Lines containing the word "long" should be extracted in full.

DATA SUPPLIED start

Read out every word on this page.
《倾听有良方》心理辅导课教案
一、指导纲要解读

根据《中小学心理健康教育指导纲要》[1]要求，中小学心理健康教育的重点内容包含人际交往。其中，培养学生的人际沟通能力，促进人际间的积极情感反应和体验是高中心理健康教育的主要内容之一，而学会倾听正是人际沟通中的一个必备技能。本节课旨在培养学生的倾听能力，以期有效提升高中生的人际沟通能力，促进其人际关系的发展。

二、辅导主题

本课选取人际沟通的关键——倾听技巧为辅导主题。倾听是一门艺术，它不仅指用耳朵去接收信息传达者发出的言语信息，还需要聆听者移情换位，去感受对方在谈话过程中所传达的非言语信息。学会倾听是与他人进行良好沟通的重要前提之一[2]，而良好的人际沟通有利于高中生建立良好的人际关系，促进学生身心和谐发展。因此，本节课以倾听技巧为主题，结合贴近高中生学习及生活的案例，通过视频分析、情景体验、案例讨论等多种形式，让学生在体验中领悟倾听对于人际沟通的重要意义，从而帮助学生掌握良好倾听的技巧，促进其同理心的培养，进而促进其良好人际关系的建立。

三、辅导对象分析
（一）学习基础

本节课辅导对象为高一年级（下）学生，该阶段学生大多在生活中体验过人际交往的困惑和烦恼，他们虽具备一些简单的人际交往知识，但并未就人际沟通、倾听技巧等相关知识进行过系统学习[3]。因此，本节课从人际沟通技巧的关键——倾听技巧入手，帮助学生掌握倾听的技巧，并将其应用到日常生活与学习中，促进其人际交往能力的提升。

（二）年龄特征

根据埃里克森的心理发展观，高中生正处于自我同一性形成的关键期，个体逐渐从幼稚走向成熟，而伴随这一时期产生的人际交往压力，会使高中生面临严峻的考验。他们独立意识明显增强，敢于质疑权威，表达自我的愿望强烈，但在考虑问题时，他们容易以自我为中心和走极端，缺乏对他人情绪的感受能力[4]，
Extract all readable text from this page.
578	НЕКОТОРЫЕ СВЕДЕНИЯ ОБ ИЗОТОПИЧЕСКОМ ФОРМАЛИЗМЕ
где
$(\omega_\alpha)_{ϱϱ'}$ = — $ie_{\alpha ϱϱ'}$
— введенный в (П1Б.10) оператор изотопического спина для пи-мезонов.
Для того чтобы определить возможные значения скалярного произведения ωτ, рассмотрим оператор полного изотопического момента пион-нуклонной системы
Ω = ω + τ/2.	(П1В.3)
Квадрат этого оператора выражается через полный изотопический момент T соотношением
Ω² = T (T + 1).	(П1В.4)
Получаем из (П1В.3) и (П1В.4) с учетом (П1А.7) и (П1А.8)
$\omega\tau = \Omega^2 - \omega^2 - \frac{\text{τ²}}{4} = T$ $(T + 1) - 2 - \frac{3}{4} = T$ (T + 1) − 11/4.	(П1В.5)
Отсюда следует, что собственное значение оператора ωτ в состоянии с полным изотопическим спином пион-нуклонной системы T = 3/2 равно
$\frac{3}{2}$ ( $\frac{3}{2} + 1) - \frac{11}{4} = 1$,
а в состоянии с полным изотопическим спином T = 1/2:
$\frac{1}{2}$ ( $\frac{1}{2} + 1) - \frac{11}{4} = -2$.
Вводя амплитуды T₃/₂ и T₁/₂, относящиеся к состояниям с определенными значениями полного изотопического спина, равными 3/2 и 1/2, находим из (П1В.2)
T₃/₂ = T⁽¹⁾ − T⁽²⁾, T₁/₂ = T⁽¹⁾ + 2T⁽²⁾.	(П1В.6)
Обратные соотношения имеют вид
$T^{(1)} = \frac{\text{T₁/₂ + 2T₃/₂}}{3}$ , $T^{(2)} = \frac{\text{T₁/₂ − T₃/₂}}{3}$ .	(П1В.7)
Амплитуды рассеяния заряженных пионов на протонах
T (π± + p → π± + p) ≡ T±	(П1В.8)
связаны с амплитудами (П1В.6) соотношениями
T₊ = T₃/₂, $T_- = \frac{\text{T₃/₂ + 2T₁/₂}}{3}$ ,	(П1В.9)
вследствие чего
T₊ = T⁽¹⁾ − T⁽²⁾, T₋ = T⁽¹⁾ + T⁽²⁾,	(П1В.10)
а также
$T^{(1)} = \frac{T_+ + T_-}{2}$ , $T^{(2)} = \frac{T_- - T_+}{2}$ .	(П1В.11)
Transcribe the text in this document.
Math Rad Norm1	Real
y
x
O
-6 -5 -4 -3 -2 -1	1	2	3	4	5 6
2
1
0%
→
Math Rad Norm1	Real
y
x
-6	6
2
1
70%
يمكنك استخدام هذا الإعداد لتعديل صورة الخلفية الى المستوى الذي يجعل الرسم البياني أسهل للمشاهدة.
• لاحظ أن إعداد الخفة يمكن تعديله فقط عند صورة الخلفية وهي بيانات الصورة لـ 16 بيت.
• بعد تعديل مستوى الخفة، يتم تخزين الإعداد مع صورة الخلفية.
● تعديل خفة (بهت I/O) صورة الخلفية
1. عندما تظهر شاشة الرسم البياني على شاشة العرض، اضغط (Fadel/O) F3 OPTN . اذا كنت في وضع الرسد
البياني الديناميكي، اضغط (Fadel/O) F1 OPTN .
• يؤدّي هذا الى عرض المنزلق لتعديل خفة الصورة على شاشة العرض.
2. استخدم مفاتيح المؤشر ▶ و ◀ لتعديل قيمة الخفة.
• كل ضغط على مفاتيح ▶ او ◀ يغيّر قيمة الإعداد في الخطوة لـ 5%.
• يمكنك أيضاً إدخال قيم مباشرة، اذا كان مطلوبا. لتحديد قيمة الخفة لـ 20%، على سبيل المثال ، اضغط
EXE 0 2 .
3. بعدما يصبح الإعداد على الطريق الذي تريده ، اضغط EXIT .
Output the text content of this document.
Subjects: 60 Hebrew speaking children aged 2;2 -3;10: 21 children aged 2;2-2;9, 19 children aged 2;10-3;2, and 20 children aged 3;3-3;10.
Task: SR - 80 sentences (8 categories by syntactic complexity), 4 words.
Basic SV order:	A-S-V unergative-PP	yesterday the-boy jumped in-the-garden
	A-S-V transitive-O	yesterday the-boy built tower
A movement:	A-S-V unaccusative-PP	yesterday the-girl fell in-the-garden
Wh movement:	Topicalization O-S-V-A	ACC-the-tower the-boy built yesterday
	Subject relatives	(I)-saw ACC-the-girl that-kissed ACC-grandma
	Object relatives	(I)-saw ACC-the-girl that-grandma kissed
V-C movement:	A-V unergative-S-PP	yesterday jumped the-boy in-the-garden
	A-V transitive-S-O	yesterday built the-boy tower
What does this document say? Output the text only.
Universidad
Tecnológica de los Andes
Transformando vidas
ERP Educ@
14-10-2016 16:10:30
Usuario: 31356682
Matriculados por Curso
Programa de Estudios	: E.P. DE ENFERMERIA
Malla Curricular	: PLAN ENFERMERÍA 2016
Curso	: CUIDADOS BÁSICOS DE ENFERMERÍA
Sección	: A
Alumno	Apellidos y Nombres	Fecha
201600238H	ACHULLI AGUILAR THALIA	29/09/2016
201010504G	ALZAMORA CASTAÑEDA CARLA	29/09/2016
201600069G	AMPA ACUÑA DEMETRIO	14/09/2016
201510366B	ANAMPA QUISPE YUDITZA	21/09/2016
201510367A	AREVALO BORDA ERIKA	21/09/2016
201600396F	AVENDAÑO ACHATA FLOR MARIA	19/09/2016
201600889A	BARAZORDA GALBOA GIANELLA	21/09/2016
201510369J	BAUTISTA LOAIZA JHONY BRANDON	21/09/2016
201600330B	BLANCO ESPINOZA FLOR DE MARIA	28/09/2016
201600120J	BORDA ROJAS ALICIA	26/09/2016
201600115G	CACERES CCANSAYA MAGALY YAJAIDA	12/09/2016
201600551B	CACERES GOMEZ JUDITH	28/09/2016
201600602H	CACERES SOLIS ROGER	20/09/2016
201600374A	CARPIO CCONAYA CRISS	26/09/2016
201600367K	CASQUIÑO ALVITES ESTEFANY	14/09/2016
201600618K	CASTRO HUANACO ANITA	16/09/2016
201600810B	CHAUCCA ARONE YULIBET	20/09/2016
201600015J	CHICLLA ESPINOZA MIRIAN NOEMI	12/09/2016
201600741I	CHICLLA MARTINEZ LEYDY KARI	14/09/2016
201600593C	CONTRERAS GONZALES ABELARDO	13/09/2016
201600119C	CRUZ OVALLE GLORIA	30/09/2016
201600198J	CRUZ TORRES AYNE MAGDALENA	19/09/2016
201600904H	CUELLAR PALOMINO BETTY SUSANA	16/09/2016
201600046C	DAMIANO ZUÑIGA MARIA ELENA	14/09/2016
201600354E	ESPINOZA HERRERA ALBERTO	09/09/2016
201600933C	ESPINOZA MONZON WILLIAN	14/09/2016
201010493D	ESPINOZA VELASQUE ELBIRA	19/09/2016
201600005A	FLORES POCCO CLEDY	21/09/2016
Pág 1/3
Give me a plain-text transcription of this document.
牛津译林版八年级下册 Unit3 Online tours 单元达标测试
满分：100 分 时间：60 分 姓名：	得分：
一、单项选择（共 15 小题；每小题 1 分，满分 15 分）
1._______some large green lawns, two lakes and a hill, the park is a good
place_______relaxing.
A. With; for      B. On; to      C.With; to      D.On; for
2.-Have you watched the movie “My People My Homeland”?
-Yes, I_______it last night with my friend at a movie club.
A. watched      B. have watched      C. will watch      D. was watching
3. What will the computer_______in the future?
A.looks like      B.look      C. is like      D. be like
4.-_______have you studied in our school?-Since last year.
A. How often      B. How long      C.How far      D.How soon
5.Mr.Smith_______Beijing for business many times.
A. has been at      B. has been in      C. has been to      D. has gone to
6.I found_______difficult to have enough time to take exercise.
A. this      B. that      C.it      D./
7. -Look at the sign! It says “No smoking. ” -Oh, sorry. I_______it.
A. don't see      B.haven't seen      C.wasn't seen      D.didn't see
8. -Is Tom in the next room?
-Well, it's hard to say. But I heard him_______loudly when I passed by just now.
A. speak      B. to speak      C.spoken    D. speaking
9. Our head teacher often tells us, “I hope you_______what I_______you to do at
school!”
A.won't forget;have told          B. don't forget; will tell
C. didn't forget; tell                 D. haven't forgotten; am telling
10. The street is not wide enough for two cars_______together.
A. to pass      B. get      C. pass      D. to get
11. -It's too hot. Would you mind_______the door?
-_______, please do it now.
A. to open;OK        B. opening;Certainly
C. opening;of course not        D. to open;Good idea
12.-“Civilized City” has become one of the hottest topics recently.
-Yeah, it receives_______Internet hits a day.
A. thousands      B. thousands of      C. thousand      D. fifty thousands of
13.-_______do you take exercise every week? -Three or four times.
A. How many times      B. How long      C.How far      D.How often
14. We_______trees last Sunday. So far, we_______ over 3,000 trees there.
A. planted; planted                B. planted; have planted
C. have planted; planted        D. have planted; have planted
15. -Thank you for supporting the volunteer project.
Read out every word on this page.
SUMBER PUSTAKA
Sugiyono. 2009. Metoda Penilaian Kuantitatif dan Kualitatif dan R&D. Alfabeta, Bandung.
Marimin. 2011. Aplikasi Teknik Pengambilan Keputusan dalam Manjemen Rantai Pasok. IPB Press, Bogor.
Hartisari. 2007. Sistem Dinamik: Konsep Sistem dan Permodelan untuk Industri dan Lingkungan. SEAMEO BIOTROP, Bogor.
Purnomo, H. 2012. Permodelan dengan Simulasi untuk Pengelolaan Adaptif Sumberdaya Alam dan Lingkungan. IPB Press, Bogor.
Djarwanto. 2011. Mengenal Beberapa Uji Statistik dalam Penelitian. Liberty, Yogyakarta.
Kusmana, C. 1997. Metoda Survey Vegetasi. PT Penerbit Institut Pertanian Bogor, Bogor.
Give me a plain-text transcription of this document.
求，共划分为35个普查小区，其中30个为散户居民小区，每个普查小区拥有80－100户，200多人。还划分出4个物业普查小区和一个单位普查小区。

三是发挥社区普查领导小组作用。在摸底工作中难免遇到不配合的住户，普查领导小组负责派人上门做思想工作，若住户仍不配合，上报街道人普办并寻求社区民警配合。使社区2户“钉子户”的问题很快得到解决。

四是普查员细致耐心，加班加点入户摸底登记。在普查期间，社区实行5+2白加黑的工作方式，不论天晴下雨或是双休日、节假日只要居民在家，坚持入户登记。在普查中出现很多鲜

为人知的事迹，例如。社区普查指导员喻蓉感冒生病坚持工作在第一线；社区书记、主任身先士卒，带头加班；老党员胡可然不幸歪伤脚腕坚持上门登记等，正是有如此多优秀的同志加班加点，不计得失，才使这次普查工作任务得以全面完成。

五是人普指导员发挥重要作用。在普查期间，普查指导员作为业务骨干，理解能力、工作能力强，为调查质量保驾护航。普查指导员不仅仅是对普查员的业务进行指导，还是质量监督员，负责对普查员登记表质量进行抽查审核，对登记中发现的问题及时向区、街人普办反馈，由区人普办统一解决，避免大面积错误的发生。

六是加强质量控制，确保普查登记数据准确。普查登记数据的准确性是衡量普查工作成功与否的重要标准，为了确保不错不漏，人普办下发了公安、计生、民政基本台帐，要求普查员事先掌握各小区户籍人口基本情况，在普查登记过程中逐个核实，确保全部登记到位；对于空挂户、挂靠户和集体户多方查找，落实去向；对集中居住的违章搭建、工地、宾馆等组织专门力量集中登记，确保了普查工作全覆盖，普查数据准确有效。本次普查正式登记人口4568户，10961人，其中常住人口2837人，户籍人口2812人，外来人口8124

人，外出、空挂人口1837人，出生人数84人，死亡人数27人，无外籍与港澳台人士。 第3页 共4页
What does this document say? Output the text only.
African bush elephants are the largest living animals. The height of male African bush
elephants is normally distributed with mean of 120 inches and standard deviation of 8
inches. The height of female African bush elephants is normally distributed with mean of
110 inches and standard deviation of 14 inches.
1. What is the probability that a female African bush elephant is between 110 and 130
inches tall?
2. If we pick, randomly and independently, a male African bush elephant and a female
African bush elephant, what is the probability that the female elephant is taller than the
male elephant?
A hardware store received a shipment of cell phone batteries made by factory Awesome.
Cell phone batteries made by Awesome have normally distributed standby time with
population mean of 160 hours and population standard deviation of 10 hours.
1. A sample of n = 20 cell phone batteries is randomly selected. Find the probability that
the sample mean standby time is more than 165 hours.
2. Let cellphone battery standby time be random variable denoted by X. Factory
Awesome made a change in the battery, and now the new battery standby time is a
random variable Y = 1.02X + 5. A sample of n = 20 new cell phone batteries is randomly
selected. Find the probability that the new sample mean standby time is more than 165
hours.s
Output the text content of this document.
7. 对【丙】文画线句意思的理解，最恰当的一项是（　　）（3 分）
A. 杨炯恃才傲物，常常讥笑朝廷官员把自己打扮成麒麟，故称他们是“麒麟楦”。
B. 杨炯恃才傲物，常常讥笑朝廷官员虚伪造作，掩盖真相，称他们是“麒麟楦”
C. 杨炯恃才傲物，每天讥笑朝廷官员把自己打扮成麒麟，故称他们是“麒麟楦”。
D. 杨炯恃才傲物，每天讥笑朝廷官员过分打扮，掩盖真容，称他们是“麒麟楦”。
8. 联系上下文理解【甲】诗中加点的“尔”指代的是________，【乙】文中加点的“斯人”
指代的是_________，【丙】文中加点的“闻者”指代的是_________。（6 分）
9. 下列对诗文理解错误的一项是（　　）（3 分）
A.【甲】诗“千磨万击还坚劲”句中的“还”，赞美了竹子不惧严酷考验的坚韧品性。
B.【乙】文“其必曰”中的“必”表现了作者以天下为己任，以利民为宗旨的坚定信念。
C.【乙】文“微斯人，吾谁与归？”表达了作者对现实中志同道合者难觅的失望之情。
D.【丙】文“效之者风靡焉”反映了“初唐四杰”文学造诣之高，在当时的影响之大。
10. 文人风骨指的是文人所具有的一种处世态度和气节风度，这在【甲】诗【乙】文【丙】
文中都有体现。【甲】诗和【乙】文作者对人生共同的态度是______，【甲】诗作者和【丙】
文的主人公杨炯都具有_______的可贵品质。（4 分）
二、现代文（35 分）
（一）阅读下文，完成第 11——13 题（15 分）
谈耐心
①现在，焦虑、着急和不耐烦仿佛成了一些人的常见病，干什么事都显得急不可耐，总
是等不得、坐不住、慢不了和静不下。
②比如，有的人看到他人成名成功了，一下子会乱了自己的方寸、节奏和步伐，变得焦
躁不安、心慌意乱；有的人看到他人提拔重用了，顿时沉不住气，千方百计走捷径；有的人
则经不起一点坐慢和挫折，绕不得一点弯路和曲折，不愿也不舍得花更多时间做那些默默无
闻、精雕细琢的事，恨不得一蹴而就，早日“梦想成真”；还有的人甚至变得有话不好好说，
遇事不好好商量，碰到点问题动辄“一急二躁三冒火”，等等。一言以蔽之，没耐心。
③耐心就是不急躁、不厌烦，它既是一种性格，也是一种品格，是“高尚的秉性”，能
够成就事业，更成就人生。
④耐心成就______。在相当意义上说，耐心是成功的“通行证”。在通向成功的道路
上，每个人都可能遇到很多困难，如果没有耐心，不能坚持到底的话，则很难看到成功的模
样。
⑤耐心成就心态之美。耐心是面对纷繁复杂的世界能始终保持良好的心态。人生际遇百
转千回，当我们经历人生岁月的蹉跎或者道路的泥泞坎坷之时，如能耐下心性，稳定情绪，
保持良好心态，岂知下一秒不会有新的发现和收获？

DATA SUPPLIED end

## SOLUTION
A. How often      B. How long      C.How far      D.How soon
A. How many times      B. How long      C.How far      D.How often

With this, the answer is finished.